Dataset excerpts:
========================================
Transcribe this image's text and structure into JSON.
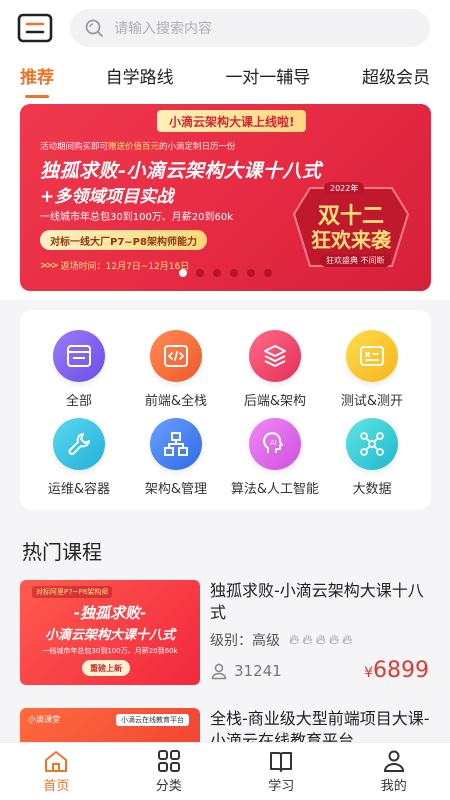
{
  "header": {
    "search_placeholder": "请输入搜索内容"
  },
  "tabs": [
    {
      "label": "推荐",
      "active": true
    },
    {
      "label": "自学路线",
      "active": false
    },
    {
      "label": "一对一辅导",
      "active": false
    },
    {
      "label": "超级会员",
      "active": false
    }
  ],
  "banner": {
    "tag": "小滴云架构大课上线啦!",
    "subtitle_pre": "活动期间购买即可",
    "subtitle_highlight": "赠送价值百元",
    "subtitle_post": "的小滴定制日历一份",
    "title_line1": "独孤求败-小滴云架构大课十八式",
    "title_line2": "+多领域项目实战",
    "salary": "一线城市年总包30到100万、月薪20到60k",
    "pill": "对标一线大厂P7~P8架构师能力",
    "time": "返场时间：12月7日~12月16日",
    "badge_year": "2022年",
    "badge_line1": "双十二",
    "badge_line2": "狂欢来袭",
    "badge_line3": "狂欢盛典 不间断",
    "dot_count": 6,
    "active_dot": 0
  },
  "categories": [
    {
      "label": "全部",
      "icon": "window-icon",
      "color": "#7a5cf0"
    },
    {
      "label": "前端&全栈",
      "icon": "code-icon",
      "color": "#f06a3a"
    },
    {
      "label": "后端&架构",
      "icon": "layers-icon",
      "color": "#ef3f6a"
    },
    {
      "label": "测试&测开",
      "icon": "test-icon",
      "color": "#f7c22e"
    },
    {
      "label": "运维&容器",
      "icon": "wrench-icon",
      "color": "#2fc2e0"
    },
    {
      "label": "架构&管理",
      "icon": "org-chart-icon",
      "color": "#3d7cf0"
    },
    {
      "label": "算法&人工智能",
      "icon": "ai-head-icon",
      "color": "#e267e8"
    },
    {
      "label": "大数据",
      "icon": "network-icon",
      "color": "#27c6d6"
    }
  ],
  "hot": {
    "title": "热门课程",
    "courses": [
      {
        "title": "独孤求败-小滴云架构大课十八式",
        "level_label": "级别：",
        "level": "高级",
        "flames": 5,
        "students": "31241",
        "price": "6899",
        "currency": "¥",
        "thumb_tag": "对标阿里P7~P8架构师",
        "thumb_line1": "-独孤求败-",
        "thumb_line2": "小滴云架构大课十八式",
        "thumb_sub": "一线城市年总包30到100万、月薪20到60k",
        "thumb_button": "重磅上新"
      },
      {
        "title": "全栈-商业级大型前端项目大课-小滴云在线教育平台",
        "thumb_brand": "小滴课堂",
        "thumb_tag": "小滴云在线教育平台"
      }
    ]
  },
  "bottom_nav": [
    {
      "label": "首页",
      "icon": "home-icon",
      "active": true
    },
    {
      "label": "分类",
      "icon": "grid-icon",
      "active": false
    },
    {
      "label": "学习",
      "icon": "book-icon",
      "active": false
    },
    {
      "label": "我的",
      "icon": "user-icon",
      "active": false
    }
  ],
  "colors": {
    "accent": "#f07422",
    "price": "#e03a2e",
    "banner": "#e62a43"
  }
}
========================================
Given instruction =
Repeat the material above in full and exactly, omitting the pictures.

The solution =
Transcribe this image's text and structure into JSON.
{
  "header": {
    "search_placeholder": "请输入搜索内容"
  },
  "tabs": [
    {
      "label": "推荐",
      "active": true
    },
    {
      "label": "自学路线",
      "active": false
    },
    {
      "label": "一对一辅导",
      "active": false
    },
    {
      "label": "超级会员",
      "active": false
    }
  ],
  "banner": {
    "tag": "小滴云架构大课上线啦!",
    "subtitle_pre": "活动期间购买即可",
    "subtitle_highlight": "赠送价值百元",
    "subtitle_post": "的小滴定制日历一份",
    "title_line1": "独孤求败-小滴云架构大课十八式",
    "title_line2": "+多领域项目实战",
    "salary": "一线城市年总包30到100万、月薪20到60k",
    "pill": "对标一线大厂P7~P8架构师能力",
    "time": "返场时间：12月7日~12月16日",
    "badge_year": "2022年",
    "badge_line1": "双十二",
    "badge_line2": "狂欢来袭",
    "badge_line3": "狂欢盛典 不间断",
    "dot_count": 6,
    "active_dot": 0
  },
  "categories": [
    {
      "label": "全部",
      "icon": "window-icon",
      "color": "#7a5cf0"
    },
    {
      "label": "前端&全栈",
      "icon": "code-icon",
      "color": "#f06a3a"
    },
    {
      "label": "后端&架构",
      "icon": "layers-icon",
      "color": "#ef3f6a"
    },
    {
      "label": "测试&测开",
      "icon": "test-icon",
      "color": "#f7c22e"
    },
    {
      "label": "运维&容器",
      "icon": "wrench-icon",
      "color": "#2fc2e0"
    },
    {
      "label": "架构&管理",
      "icon": "org-chart-icon",
      "color": "#3d7cf0"
    },
    {
      "label": "算法&人工智能",
      "icon": "ai-head-icon",
      "color": "#e267e8"
    },
    {
      "label": "大数据",
      "icon": "network-icon",
      "color": "#27c6d6"
    }
  ],
  "hot": {
    "title": "热门课程",
    "courses": [
      {
        "title": "独孤求败-小滴云架构大课十八式",
        "level_label": "级别：",
        "level": "高级",
        "flames": 5,
        "students": "31241",
        "price": "6899",
        "currency": "¥",
        "thumb_tag": "对标阿里P7~P8架构师",
        "thumb_line1": "-独孤求败-",
        "thumb_line2": "小滴云架构大课十八式",
        "thumb_sub": "一线城市年总包30到100万、月薪20到60k",
        "thumb_button": "重磅上新"
      },
      {
        "title": "全栈-商业级大型前端项目大课-小滴云在线教育平台",
        "thumb_brand": "小滴课堂",
        "thumb_tag": "小滴云在线教育平台"
      }
    ]
  },
  "bottom_nav": [
    {
      "label": "首页",
      "icon": "home-icon",
      "active": true
    },
    {
      "label": "分类",
      "icon": "grid-icon",
      "active": false
    },
    {
      "label": "学习",
      "icon": "book-icon",
      "active": false
    },
    {
      "label": "我的",
      "icon": "user-icon",
      "active": false
    }
  ],
  "colors": {
    "accent": "#f07422",
    "price": "#e03a2e",
    "banner": "#e62a43"
  }
}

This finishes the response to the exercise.